§ **REQUIRED WORK**:
Reproduce exactly the lines from the one containing "Extract the structured" through the last line of the records below, both included, and nothing else.

§ **INFORMATION SUPPLIED**:
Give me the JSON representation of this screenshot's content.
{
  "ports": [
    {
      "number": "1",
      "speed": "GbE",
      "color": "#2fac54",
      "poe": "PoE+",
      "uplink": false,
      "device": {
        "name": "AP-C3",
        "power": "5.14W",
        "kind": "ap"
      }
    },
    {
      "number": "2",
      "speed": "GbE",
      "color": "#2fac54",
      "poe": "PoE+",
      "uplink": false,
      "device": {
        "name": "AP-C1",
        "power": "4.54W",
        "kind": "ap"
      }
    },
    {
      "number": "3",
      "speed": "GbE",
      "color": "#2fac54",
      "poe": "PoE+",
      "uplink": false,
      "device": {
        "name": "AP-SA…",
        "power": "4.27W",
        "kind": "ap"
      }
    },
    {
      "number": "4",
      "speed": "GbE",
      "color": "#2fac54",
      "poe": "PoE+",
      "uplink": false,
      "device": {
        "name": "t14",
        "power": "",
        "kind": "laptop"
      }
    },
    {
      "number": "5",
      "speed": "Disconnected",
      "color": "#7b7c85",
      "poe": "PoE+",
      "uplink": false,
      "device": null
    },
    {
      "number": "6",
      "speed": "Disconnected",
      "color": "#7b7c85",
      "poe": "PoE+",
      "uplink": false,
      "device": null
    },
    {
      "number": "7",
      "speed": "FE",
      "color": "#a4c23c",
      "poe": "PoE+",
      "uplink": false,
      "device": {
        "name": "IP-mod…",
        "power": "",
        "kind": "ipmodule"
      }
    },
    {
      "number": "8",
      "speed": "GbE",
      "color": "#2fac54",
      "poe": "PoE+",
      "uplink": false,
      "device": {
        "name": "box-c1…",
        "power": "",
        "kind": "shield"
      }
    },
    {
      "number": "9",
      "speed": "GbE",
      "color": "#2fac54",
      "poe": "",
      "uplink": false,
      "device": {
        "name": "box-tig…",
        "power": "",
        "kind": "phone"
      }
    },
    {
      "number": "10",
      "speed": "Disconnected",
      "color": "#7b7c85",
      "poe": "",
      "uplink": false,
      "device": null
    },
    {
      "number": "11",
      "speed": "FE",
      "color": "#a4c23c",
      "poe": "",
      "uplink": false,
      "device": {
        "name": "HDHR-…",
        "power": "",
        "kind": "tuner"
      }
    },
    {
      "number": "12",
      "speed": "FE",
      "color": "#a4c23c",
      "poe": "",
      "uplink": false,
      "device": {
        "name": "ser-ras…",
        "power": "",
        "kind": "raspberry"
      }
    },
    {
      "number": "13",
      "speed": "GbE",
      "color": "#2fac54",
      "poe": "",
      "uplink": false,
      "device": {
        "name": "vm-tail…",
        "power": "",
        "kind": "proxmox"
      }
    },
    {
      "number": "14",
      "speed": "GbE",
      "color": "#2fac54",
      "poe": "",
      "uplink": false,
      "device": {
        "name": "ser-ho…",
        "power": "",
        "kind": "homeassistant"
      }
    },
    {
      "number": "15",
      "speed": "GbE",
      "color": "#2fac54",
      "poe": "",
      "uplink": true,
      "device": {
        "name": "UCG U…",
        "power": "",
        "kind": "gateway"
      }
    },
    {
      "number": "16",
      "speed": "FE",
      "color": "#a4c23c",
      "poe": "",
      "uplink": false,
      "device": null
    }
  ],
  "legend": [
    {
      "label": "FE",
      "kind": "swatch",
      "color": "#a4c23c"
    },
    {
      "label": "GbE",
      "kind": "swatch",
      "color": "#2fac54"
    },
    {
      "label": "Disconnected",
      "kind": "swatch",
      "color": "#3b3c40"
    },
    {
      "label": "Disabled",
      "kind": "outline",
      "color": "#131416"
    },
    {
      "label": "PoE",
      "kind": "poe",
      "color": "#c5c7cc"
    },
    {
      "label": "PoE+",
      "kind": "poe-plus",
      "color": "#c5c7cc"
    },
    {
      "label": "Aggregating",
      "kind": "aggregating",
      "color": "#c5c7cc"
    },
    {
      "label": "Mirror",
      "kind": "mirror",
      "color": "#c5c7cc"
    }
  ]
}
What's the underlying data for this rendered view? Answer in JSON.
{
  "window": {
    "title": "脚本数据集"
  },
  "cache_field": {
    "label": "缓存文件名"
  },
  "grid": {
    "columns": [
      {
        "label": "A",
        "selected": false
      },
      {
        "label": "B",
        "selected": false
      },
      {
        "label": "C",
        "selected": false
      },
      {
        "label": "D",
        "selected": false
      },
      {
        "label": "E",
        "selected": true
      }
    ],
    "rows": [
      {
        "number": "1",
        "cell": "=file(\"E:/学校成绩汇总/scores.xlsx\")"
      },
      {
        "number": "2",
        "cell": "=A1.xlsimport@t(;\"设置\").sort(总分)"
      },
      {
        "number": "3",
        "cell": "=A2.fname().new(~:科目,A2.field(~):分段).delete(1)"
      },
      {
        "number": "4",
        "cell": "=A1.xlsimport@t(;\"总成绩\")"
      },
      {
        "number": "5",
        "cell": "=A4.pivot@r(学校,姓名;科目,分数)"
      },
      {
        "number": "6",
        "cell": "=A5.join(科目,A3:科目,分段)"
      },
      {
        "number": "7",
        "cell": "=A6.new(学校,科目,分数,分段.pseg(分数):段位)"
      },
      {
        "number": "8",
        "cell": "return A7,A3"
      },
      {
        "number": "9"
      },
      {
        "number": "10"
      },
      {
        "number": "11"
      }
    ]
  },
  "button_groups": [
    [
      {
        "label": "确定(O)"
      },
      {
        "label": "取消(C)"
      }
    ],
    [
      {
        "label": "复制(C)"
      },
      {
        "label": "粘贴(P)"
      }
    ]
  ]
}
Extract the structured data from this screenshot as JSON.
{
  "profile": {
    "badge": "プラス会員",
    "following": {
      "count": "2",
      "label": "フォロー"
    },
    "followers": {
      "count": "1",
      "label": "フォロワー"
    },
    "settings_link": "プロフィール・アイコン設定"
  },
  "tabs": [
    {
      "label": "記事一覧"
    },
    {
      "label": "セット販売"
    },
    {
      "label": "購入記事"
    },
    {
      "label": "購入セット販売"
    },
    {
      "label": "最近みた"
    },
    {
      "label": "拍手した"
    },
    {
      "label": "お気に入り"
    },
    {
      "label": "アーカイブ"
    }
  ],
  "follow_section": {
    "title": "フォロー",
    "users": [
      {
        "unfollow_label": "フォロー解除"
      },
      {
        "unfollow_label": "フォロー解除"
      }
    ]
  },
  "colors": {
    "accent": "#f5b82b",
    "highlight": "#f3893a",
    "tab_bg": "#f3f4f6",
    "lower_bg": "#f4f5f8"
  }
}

§ **CORRECT RESULT**:
Extract the structured data from this screenshot as JSON.
{
  "profile": {
    "badge": "プラス会員",
    "following": {
      "count": "2",
      "label": "フォロー"
    },
    "followers": {
      "count": "1",
      "label": "フォロワー"
    },
    "settings_link": "プロフィール・アイコン設定"
  },
  "tabs": [
    {
      "label": "記事一覧"
    },
    {
      "label": "セット販売"
    },
    {
      "label": "購入記事"
    },
    {
      "label": "購入セット販売"
    },
    {
      "label": "最近みた"
    },
    {
      "label": "拍手した"
    },
    {
      "label": "お気に入り"
    },
    {
      "label": "アーカイブ"
    }
  ],
  "follow_section": {
    "title": "フォロー",
    "users": [
      {
        "unfollow_label": "フォロー解除"
      },
      {
        "unfollow_label": "フォロー解除"
      }
    ]
  },
  "colors": {
    "accent": "#f5b82b",
    "highlight": "#f3893a",
    "tab_bg": "#f3f4f6",
    "lower_bg": "#f4f5f8"
  }
}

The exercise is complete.